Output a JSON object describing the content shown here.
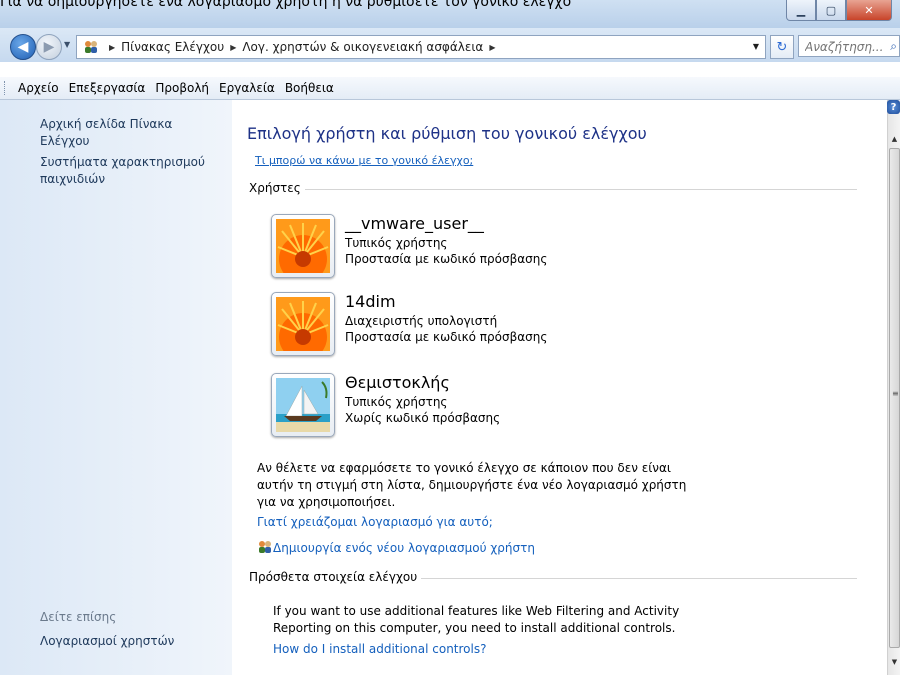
{
  "window": {
    "title_fragment": "Για να δημιουργήσετε ένα λογαριασμό χρήστη ή να ρυθμίσετε τον γονικό έλεγχο"
  },
  "address": {
    "crumbs": [
      "Πίνακας Ελέγχου",
      "Λογ. χρηστών & οικογενειακή ασφάλεια"
    ],
    "search_placeholder": "Αναζήτηση..."
  },
  "menu": {
    "items": [
      "Αρχείο",
      "Επεξεργασία",
      "Προβολή",
      "Εργαλεία",
      "Βοήθεια"
    ]
  },
  "sidebar": {
    "home": "Αρχική σελίδα Πίνακα Ελέγχου",
    "game_ratings": "Συστήματα χαρακτηρισμού παιχνιδιών",
    "see_also": "Δείτε επίσης",
    "user_accounts": "Λογαριασμοί χρηστών"
  },
  "main": {
    "heading": "Επιλογή χρήστη και ρύθμιση του γονικού ελέγχου",
    "help_link": "Τι μπορώ να κάνω με το γονικό έλεγχο;",
    "users_group": "Χρήστες",
    "users": [
      {
        "name": "__vmware_user__",
        "type": "Τυπικός χρήστης",
        "password": "Προστασία με κωδικό πρόσβασης",
        "picture": "flower"
      },
      {
        "name": "14dim",
        "type": "Διαχειριστής υπολογιστή",
        "password": "Προστασία με κωδικό πρόσβασης",
        "picture": "flower"
      },
      {
        "name": "Θεμιστοκλής",
        "type": "Τυπικός χρήστης",
        "password": "Χωρίς κωδικό πρόσβασης",
        "picture": "sailboat"
      }
    ],
    "paragraph": "Αν θέλετε να εφαρμόσετε το γονικό έλεγχο σε κάποιον που δεν είναι αυτήν τη στιγμή στη λίστα, δημιουργήστε ένα νέο λογαριασμό χρήστη για να χρησιμοποιήσει.",
    "why_link": "Γιατί χρειάζομαι λογαριασμό για αυτό;",
    "create_link": "Δημιουργία ενός νέου λογαριασμού χρήστη",
    "extra_group": "Πρόσθετα στοιχεία ελέγχου",
    "extra_text": "If you want to use additional features like Web Filtering and Activity Reporting on this computer, you need to install additional controls.",
    "install_link": "How do I install additional controls?"
  },
  "colors": {
    "heading": "#1e3287",
    "link": "#1560bd",
    "sidebar_bg": "#dce8f6"
  }
}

⁂

EXERCISE REQUIREMENTS: Write out the full set of lines verbatim, without the pictures.

COMPLETE RESPONSE:
Output a JSON object describing the content shown here.
{
  "window": {
    "title_fragment": "Για να δημιουργήσετε ένα λογαριασμό χρήστη ή να ρυθμίσετε τον γονικό έλεγχο"
  },
  "address": {
    "crumbs": [
      "Πίνακας Ελέγχου",
      "Λογ. χρηστών & οικογενειακή ασφάλεια"
    ],
    "search_placeholder": "Αναζήτηση..."
  },
  "menu": {
    "items": [
      "Αρχείο",
      "Επεξεργασία",
      "Προβολή",
      "Εργαλεία",
      "Βοήθεια"
    ]
  },
  "sidebar": {
    "home": "Αρχική σελίδα Πίνακα Ελέγχου",
    "game_ratings": "Συστήματα χαρακτηρισμού παιχνιδιών",
    "see_also": "Δείτε επίσης",
    "user_accounts": "Λογαριασμοί χρηστών"
  },
  "main": {
    "heading": "Επιλογή χρήστη και ρύθμιση του γονικού ελέγχου",
    "help_link": "Τι μπορώ να κάνω με το γονικό έλεγχο;",
    "users_group": "Χρήστες",
    "users": [
      {
        "name": "__vmware_user__",
        "type": "Τυπικός χρήστης",
        "password": "Προστασία με κωδικό πρόσβασης",
        "picture": "flower"
      },
      {
        "name": "14dim",
        "type": "Διαχειριστής υπολογιστή",
        "password": "Προστασία με κωδικό πρόσβασης",
        "picture": "flower"
      },
      {
        "name": "Θεμιστοκλής",
        "type": "Τυπικός χρήστης",
        "password": "Χωρίς κωδικό πρόσβασης",
        "picture": "sailboat"
      }
    ],
    "paragraph": "Αν θέλετε να εφαρμόσετε το γονικό έλεγχο σε κάποιον που δεν είναι αυτήν τη στιγμή στη λίστα, δημιουργήστε ένα νέο λογαριασμό χρήστη για να χρησιμοποιήσει.",
    "why_link": "Γιατί χρειάζομαι λογαριασμό για αυτό;",
    "create_link": "Δημιουργία ενός νέου λογαριασμού χρήστη",
    "extra_group": "Πρόσθετα στοιχεία ελέγχου",
    "extra_text": "If you want to use additional features like Web Filtering and Activity Reporting on this computer, you need to install additional controls.",
    "install_link": "How do I install additional controls?"
  },
  "colors": {
    "heading": "#1e3287",
    "link": "#1560bd",
    "sidebar_bg": "#dce8f6"
  }
}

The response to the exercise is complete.